What the task asks
Skip all pictures; return exactly the lines from the one containing "Extract the structured" through the end of the data.

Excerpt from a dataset
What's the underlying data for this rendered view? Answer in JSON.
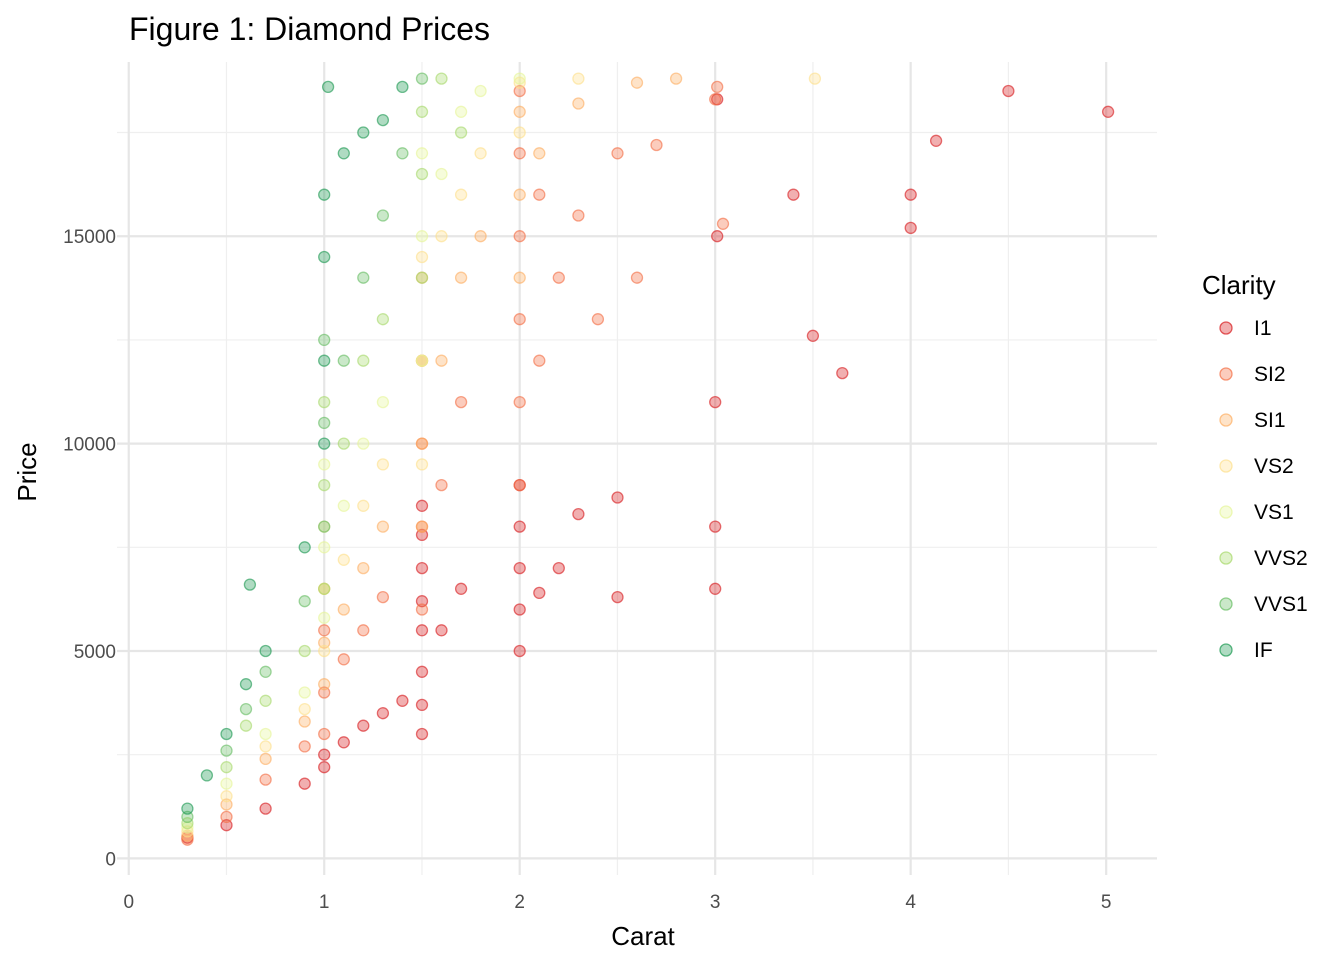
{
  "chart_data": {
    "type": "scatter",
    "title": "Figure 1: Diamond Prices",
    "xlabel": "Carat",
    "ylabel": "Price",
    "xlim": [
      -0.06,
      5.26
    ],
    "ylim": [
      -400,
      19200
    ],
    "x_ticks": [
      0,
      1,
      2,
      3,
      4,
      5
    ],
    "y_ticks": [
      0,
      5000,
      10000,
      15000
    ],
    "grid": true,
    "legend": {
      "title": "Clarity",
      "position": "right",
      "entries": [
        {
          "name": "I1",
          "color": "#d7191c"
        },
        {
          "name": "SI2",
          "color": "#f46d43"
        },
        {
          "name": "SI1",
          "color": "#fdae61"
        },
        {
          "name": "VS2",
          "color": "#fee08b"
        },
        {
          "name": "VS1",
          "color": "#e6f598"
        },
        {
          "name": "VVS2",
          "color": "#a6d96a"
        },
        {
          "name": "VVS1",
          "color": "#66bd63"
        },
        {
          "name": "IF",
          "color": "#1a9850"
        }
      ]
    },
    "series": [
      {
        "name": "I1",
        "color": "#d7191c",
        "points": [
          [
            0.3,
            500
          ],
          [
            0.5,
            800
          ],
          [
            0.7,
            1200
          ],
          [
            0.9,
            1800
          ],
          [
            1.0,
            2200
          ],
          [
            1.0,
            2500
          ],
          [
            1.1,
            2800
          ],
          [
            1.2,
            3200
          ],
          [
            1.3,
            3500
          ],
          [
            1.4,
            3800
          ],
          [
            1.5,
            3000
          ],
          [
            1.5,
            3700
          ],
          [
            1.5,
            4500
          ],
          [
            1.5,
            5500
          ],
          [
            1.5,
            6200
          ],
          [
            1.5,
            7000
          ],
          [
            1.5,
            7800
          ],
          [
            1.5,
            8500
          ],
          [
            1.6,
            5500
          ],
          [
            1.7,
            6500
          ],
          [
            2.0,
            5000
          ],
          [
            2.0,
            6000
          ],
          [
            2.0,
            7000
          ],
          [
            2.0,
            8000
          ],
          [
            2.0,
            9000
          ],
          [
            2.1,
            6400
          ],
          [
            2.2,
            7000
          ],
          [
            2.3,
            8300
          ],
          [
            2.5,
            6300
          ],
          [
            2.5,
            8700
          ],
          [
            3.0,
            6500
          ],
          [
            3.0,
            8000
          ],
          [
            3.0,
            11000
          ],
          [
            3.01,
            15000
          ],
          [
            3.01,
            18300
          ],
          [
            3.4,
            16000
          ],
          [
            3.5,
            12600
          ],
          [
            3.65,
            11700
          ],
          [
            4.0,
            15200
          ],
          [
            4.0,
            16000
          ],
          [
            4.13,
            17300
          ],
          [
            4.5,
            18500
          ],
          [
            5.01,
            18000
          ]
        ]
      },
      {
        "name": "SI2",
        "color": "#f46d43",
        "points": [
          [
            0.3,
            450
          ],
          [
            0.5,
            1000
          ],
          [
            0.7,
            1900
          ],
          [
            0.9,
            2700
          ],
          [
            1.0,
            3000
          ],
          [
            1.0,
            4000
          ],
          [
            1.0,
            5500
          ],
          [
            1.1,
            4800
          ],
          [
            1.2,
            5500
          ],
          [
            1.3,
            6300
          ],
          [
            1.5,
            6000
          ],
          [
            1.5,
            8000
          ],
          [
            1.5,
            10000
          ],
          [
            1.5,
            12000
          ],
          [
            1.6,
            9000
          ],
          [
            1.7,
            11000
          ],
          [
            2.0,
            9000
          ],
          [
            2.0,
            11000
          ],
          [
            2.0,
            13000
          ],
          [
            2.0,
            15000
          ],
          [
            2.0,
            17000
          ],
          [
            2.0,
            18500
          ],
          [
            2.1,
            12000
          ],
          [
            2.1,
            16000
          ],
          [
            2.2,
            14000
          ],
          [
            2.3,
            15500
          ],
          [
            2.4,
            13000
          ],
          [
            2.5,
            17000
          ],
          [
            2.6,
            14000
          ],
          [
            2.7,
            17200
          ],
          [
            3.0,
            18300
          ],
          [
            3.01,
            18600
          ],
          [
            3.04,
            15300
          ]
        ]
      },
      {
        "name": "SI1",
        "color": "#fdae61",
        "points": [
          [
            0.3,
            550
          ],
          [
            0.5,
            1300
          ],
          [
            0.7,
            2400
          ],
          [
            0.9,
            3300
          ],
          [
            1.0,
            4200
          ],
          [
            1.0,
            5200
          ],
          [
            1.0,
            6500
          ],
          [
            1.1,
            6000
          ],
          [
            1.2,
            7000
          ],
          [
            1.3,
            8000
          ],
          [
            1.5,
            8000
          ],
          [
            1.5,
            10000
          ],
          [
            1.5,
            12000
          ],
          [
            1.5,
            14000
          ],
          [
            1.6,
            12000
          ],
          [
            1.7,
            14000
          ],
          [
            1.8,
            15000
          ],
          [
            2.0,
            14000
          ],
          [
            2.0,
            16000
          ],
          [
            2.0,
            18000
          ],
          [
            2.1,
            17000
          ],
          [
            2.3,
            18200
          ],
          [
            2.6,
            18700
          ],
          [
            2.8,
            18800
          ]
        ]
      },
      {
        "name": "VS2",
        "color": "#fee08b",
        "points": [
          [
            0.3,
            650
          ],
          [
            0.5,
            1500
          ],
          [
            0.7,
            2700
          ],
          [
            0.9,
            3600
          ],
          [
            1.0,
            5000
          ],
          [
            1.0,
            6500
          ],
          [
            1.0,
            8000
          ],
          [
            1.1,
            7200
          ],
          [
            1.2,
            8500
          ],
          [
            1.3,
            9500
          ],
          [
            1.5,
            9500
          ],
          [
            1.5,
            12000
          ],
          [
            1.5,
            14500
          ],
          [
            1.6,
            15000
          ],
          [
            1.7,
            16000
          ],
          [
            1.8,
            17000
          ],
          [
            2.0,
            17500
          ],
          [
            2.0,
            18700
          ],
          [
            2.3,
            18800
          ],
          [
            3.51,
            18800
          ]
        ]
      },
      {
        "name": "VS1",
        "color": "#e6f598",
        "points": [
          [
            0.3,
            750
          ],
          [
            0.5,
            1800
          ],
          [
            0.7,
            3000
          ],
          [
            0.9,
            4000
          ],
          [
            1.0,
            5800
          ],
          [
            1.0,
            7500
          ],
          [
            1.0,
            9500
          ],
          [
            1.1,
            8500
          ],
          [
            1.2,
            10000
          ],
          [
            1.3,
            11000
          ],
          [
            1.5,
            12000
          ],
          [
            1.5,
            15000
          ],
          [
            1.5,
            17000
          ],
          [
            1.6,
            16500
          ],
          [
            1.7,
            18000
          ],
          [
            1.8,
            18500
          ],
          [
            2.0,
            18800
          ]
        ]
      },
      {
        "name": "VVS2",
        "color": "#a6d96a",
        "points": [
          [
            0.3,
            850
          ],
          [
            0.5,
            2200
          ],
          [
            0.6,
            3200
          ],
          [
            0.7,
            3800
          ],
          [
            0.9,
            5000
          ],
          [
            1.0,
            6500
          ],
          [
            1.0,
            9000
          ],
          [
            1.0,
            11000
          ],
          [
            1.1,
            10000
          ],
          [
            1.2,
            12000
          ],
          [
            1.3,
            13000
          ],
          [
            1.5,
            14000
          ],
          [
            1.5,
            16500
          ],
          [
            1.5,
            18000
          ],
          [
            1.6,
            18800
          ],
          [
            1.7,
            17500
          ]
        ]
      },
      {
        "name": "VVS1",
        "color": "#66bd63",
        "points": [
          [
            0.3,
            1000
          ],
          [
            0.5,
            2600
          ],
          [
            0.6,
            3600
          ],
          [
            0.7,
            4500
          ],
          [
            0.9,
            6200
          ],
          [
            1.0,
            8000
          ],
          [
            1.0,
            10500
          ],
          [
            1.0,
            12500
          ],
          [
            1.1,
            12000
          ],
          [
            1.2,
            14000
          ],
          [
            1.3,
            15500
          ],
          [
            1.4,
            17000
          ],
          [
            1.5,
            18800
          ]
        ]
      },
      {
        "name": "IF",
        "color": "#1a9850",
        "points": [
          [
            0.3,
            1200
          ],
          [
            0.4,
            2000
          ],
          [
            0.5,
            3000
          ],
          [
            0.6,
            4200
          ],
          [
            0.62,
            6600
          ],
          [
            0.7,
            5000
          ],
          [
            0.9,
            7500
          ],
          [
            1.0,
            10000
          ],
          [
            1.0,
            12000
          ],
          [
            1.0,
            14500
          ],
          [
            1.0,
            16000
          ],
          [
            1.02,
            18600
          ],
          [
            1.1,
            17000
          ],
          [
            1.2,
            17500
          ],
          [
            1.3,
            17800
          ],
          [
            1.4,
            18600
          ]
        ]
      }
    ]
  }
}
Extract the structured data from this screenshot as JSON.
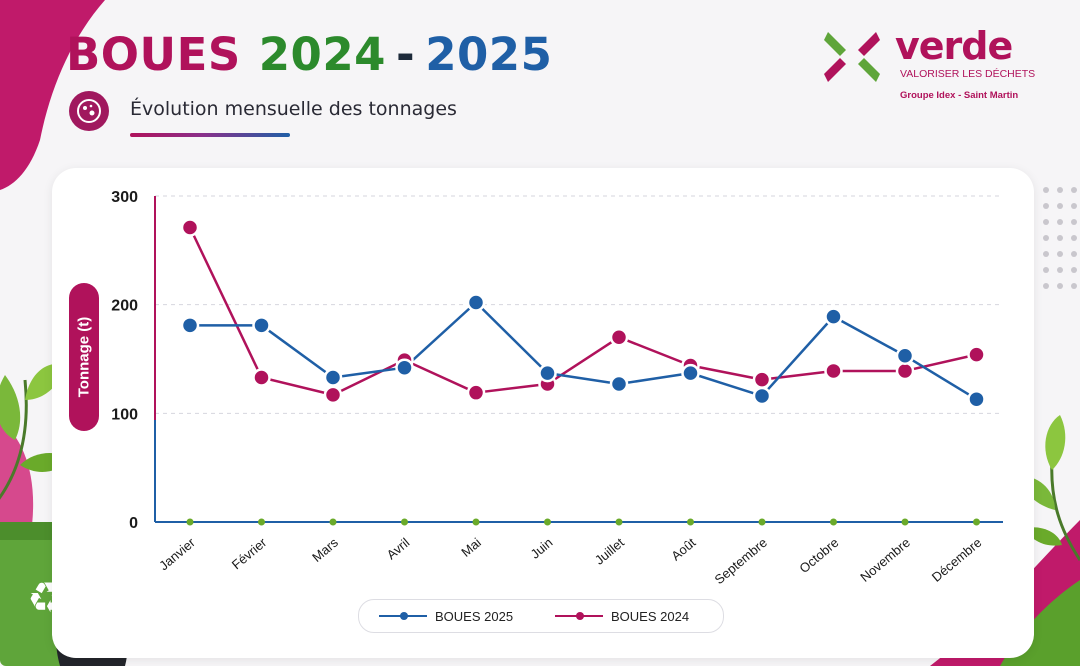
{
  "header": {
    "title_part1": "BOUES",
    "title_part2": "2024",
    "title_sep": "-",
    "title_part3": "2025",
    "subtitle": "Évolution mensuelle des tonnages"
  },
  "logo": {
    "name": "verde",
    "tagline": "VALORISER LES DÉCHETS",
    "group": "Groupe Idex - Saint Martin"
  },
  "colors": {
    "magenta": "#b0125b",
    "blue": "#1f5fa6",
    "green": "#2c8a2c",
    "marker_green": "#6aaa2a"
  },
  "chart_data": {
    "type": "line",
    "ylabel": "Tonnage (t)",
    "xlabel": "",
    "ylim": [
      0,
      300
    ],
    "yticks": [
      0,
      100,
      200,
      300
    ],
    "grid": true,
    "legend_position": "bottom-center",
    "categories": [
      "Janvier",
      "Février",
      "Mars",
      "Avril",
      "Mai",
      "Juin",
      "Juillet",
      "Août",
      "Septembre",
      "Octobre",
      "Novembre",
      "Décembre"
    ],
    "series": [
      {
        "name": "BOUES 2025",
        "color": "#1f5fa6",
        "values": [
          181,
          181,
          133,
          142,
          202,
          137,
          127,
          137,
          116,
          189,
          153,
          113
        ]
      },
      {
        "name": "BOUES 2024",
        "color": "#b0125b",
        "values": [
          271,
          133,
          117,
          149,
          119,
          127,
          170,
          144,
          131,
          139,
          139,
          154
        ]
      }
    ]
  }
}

Written response
Extract the structured data from this screenshot as JSON.
{
  "header": {
    "title_part1": "BOUES",
    "title_part2": "2024",
    "title_sep": "-",
    "title_part3": "2025",
    "subtitle": "Évolution mensuelle des tonnages"
  },
  "logo": {
    "name": "verde",
    "tagline": "VALORISER LES DÉCHETS",
    "group": "Groupe Idex - Saint Martin"
  },
  "colors": {
    "magenta": "#b0125b",
    "blue": "#1f5fa6",
    "green": "#2c8a2c",
    "marker_green": "#6aaa2a"
  },
  "chart_data": {
    "type": "line",
    "ylabel": "Tonnage (t)",
    "xlabel": "",
    "ylim": [
      0,
      300
    ],
    "yticks": [
      0,
      100,
      200,
      300
    ],
    "grid": true,
    "legend_position": "bottom-center",
    "categories": [
      "Janvier",
      "Février",
      "Mars",
      "Avril",
      "Mai",
      "Juin",
      "Juillet",
      "Août",
      "Septembre",
      "Octobre",
      "Novembre",
      "Décembre"
    ],
    "series": [
      {
        "name": "BOUES 2025",
        "color": "#1f5fa6",
        "values": [
          181,
          181,
          133,
          142,
          202,
          137,
          127,
          137,
          116,
          189,
          153,
          113
        ]
      },
      {
        "name": "BOUES 2024",
        "color": "#b0125b",
        "values": [
          271,
          133,
          117,
          149,
          119,
          127,
          170,
          144,
          131,
          139,
          139,
          154
        ]
      }
    ]
  }
}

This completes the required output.